### Listing:
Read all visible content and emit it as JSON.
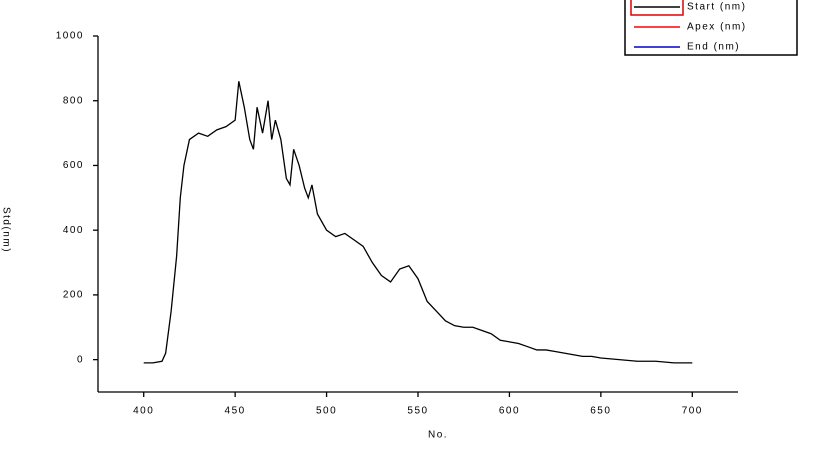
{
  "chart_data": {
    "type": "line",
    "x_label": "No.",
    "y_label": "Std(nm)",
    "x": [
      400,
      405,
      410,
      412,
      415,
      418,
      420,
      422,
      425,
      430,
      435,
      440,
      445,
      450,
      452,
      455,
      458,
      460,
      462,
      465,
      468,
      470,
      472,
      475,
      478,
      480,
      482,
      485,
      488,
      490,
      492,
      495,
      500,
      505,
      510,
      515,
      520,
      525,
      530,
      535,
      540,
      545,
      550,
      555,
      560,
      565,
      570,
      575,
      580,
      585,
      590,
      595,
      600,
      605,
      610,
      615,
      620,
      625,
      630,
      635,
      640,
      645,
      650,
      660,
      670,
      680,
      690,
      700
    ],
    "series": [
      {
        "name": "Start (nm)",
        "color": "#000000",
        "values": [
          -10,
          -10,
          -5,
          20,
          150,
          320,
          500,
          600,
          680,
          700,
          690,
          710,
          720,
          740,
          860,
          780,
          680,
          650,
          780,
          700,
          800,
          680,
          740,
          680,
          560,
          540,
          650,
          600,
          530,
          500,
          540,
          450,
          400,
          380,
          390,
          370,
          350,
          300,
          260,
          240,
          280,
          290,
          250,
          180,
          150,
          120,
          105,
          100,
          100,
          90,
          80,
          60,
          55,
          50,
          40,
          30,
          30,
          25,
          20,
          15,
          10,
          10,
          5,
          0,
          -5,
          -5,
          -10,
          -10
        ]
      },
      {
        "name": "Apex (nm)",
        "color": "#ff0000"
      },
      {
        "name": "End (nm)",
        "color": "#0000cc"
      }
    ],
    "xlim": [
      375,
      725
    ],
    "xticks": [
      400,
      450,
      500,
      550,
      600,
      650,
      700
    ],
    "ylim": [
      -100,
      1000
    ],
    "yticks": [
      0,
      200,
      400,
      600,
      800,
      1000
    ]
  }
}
--
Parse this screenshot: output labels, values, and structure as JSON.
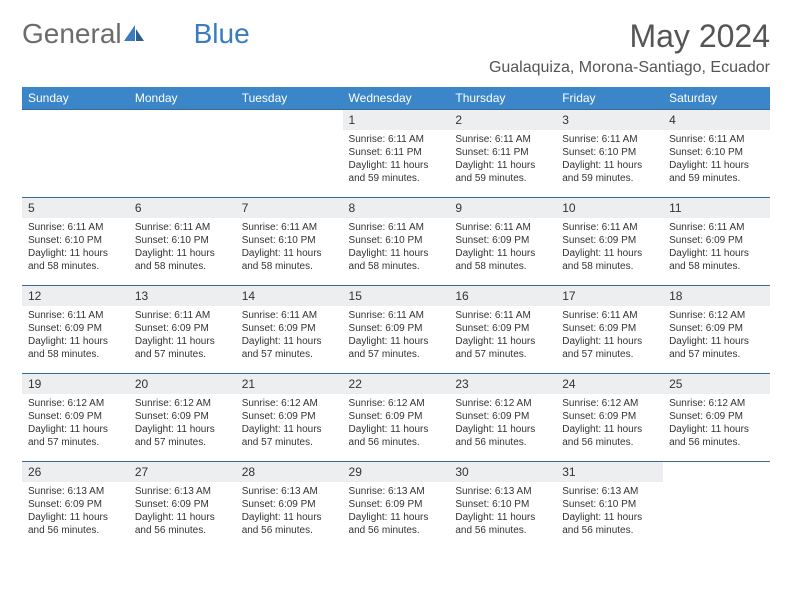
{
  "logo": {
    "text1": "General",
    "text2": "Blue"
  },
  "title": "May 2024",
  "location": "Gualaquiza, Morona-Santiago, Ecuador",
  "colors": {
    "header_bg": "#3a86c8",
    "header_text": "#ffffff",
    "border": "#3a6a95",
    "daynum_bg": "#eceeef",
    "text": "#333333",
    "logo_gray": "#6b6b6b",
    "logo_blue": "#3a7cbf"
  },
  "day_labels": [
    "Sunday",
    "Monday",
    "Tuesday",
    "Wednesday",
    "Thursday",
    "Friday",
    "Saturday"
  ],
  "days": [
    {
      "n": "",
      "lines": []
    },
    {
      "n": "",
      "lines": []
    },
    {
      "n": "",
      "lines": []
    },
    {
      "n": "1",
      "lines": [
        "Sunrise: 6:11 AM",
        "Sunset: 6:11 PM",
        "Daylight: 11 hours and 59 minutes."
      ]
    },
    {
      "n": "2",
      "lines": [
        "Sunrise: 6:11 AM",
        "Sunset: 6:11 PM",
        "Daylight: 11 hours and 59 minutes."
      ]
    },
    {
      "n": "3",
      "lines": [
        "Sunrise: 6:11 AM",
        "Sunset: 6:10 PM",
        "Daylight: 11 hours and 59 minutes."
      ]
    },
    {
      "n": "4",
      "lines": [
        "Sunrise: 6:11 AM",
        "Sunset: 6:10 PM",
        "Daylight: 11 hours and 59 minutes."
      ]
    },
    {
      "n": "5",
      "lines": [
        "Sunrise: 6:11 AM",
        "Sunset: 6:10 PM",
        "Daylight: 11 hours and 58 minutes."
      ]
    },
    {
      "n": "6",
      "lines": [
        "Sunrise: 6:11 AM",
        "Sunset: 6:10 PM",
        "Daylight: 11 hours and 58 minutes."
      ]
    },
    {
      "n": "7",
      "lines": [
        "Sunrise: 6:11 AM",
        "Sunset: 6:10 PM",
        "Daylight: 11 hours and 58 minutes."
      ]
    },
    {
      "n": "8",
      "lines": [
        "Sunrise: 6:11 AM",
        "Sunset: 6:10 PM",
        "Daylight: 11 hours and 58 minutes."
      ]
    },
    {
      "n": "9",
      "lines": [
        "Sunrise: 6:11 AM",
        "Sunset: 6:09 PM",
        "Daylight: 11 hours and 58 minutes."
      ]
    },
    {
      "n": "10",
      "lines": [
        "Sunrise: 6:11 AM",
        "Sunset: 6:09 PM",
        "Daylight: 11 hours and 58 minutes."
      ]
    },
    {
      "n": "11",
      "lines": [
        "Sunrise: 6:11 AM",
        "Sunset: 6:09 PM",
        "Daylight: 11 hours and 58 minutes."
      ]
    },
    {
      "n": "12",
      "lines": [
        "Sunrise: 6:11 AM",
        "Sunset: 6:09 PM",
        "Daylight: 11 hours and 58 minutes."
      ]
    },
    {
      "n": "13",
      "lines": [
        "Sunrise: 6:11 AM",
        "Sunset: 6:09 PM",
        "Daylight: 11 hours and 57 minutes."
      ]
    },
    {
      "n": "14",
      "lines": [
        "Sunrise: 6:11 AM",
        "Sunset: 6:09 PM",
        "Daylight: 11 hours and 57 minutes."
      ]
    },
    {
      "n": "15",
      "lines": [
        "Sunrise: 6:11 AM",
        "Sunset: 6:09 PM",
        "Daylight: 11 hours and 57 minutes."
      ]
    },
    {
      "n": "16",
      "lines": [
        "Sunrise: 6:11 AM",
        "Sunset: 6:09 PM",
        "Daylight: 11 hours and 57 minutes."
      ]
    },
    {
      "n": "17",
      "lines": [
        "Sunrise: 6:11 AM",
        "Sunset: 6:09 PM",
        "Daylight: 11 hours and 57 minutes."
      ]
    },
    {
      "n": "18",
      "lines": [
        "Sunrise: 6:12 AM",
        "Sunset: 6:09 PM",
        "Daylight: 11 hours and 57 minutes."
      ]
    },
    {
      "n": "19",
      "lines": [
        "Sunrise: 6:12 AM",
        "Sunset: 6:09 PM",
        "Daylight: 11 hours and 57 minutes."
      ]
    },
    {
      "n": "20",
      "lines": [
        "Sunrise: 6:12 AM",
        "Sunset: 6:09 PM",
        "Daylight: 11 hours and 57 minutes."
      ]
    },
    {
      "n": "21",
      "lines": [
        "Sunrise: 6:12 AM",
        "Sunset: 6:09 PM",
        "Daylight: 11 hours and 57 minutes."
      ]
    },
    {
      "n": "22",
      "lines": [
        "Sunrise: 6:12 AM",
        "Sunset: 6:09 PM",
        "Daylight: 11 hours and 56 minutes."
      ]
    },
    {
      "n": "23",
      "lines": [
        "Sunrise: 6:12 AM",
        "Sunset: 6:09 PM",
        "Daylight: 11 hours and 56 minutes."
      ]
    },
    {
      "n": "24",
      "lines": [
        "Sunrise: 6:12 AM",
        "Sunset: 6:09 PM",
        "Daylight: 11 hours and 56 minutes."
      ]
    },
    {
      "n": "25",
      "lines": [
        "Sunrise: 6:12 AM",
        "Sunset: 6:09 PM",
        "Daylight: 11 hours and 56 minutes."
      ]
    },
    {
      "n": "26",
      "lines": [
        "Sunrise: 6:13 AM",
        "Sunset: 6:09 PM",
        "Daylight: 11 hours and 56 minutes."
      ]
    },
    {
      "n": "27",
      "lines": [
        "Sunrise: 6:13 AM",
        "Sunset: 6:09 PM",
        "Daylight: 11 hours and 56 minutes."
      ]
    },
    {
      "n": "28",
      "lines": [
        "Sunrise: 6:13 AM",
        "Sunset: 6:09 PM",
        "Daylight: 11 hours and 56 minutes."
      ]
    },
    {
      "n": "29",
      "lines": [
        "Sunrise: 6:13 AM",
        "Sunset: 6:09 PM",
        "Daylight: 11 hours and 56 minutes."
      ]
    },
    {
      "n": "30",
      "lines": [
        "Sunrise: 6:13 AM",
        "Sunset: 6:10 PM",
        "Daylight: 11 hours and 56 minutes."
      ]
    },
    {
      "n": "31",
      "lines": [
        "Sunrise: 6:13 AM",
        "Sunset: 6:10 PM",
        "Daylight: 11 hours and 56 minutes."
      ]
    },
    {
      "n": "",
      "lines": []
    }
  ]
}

### Requirement:
In the lines above, locate the string "name". Copy every line where it occurs.

### Correct response:
        "name": "Start (nm)",
        "name": "Apex (nm)",
        "name": "End (nm)",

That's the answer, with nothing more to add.